(Beginning of Extracted text)

Title: Relapsing Polychondritis With Palmoplantar Pustulosis: A Case Report
Description:
Relapsing polychondritis (RP) is a rare autoimmune disease that affects cartilaginous tissues and proteoglycan-rich organs.
Around 30% of cases have coexisting autoimmune inflammatory diseases.
Palmoplantar pustulosis (PPP) is extremely uncommon in RP.
We report a case of resistant RP, complicated with PPP.
A 36-year-old female presented with fever, nose and earlobe chondritis, and symmetric arthritis.
Infectious and connective tissue diseases were ruled out.
The RP diagnosis was made, and she was treated with corticosteroids and methotrexate.
Three years later, she experienced acute dyspnea due to tracheobronchial chondritis, and she was placed on induction treatment with 6 cyclophosphamide pulses, accompanied by maintenance therapy with mycophenolate mofetil (MMF).
After 4 years, she presented with scleritis and panuveitis.
The MMF was discontinued, and she was treated with tocilizumab (TCZ) 162 mg/week.
Four months after the initiation of TCZ, the patient experienced erythematous papules and pustules on both palms and soles, suggestive of PPP.
She received oral corticosteroids in addition to TCZ, with complete regression of symptoms.

(End of Extracted text)

Could you transcribe part of the case report above word for word, beginning with "The RP diagnosis" and stopping after "regression of symptoms."?

(Beginning of Recorded data)

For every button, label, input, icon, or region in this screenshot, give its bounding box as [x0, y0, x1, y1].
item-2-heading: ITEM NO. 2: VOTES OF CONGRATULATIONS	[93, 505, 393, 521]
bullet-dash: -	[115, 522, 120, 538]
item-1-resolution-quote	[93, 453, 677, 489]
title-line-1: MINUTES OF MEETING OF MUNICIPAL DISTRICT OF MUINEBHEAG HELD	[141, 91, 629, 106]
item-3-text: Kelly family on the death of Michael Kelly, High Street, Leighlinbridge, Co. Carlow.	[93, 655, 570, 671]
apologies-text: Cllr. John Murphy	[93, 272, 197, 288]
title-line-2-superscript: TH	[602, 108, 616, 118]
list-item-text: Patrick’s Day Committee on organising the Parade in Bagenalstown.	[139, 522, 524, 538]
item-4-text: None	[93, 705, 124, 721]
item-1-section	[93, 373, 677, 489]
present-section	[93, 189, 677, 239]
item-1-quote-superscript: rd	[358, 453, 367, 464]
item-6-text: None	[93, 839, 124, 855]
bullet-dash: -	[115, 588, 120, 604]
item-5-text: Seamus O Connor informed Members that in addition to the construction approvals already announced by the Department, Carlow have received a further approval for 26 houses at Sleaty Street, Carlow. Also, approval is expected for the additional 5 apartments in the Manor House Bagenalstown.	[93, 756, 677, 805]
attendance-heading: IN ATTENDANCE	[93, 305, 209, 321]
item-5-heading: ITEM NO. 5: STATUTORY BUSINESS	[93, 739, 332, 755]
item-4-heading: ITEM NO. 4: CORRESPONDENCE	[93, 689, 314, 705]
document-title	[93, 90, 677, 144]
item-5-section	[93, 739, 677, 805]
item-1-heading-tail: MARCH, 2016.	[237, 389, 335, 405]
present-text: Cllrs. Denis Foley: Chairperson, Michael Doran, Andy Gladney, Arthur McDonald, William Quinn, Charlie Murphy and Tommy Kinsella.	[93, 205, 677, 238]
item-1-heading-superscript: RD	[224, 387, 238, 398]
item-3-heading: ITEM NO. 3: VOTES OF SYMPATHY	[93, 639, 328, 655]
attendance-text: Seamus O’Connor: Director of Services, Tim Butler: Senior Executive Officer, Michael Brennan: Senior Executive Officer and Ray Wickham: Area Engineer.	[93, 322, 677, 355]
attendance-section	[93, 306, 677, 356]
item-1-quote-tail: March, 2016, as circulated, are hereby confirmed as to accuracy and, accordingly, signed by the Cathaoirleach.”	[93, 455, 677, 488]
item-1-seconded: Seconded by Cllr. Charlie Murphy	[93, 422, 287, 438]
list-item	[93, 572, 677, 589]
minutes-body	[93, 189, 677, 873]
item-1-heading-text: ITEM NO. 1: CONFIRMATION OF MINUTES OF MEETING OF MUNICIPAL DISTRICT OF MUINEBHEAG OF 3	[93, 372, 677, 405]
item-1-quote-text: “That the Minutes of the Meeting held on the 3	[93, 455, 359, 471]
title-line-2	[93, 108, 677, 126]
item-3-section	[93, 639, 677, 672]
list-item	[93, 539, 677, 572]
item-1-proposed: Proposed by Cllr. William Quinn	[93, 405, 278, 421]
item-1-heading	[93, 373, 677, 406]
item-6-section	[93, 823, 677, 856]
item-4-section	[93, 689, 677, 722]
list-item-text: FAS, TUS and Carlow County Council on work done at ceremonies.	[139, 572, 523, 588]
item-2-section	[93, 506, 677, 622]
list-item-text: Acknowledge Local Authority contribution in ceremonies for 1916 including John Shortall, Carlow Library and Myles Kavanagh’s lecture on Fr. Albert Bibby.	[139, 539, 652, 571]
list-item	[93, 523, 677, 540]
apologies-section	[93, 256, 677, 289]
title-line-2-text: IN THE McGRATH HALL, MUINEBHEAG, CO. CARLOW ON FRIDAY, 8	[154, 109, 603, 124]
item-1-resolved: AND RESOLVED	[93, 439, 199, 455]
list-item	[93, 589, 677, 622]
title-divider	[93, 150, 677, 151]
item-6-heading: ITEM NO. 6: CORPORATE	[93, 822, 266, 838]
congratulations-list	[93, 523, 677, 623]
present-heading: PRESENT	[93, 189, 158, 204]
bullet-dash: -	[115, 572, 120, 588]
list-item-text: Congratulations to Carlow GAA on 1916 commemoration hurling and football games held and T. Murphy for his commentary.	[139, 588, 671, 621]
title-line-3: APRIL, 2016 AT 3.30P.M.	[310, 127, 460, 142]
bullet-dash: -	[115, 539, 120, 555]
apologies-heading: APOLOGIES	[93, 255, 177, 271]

(End of Recorded data)

Solution to the problem |
The RP diagnosis was made, and she was treated with corticosteroids and methotrexate.
Three years later, she experienced acute dyspnea due to tracheobronchial chondritis, and she was placed on induction treatment with 6 cyclophosphamide pulses, accompanied by maintenance therapy with mycophenolate mofetil (MMF).
After 4 years, she presented with scleritis and panuveitis.
The MMF was discontinued, and she was treated with tocilizumab (TCZ) 162 mg/week.
Four months after the initiation of TCZ, the patient experienced erythematous papules and pustules on both palms and soles, suggestive of PPP.
She received oral corticosteroids in addition to TCZ, with complete regression of symptoms.